→ TASK GOAL
Pick out each line with the word "this" from the material that follows.

Dataset excerpts

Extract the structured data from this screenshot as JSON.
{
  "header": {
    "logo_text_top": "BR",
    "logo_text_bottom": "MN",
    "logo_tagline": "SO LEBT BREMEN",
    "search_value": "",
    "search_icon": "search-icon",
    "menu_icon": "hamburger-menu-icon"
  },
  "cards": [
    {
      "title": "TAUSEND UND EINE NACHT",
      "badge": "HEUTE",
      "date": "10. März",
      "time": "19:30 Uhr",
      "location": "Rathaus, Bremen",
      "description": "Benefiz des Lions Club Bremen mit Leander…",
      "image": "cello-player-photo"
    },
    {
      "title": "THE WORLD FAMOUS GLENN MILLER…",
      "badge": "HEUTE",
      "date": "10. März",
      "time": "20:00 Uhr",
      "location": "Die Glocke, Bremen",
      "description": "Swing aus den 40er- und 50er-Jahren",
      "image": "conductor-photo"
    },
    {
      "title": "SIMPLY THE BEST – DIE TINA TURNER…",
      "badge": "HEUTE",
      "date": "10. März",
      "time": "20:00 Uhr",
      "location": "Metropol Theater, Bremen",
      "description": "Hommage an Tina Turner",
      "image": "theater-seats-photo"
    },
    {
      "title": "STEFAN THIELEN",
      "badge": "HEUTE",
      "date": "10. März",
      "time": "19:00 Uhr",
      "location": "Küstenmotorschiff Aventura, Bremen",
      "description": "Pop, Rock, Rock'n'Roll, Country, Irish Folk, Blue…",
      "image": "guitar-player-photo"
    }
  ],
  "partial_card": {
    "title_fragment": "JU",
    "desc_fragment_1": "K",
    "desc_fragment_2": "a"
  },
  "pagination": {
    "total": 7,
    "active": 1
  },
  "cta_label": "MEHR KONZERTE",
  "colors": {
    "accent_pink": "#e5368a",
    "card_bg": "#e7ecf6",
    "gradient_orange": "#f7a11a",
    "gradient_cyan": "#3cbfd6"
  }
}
* * *
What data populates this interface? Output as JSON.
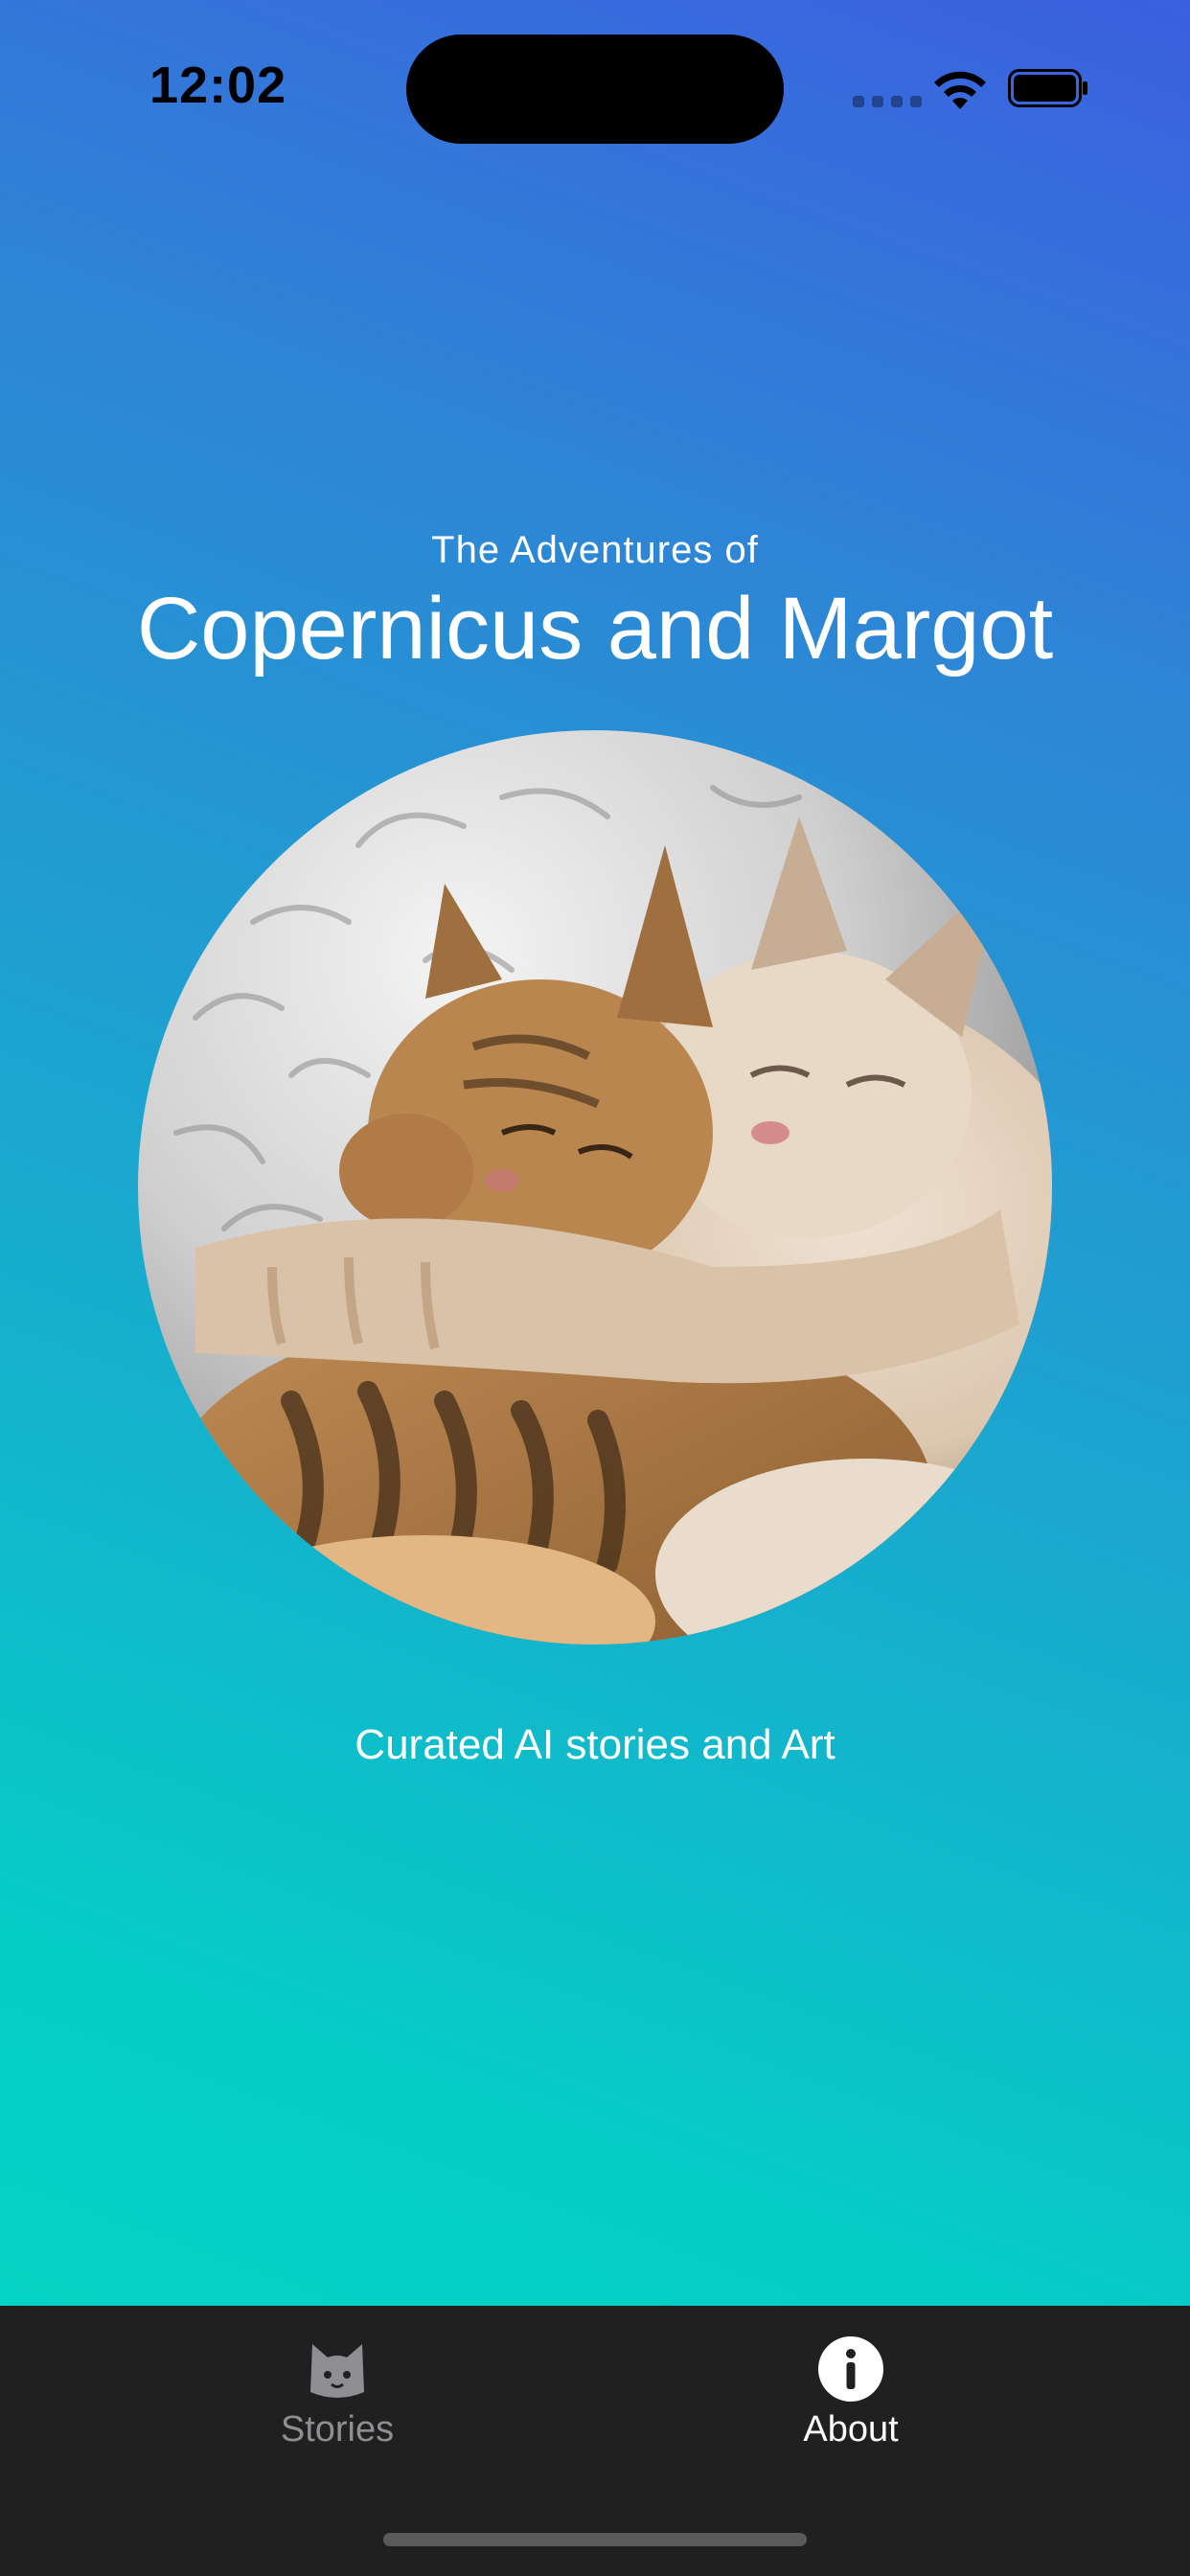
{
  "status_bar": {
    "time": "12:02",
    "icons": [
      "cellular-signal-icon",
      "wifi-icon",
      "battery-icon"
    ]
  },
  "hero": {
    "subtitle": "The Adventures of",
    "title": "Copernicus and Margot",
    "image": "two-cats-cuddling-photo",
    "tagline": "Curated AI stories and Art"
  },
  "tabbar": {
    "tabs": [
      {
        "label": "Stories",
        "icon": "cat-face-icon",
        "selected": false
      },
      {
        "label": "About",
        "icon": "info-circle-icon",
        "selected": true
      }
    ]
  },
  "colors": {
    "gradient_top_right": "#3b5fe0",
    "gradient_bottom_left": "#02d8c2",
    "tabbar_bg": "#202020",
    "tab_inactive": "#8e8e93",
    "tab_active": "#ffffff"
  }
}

→ REPLY TO THE TASK
Extract the structured data from this screenshot as JSON.
What data populates this interface? Output as JSON.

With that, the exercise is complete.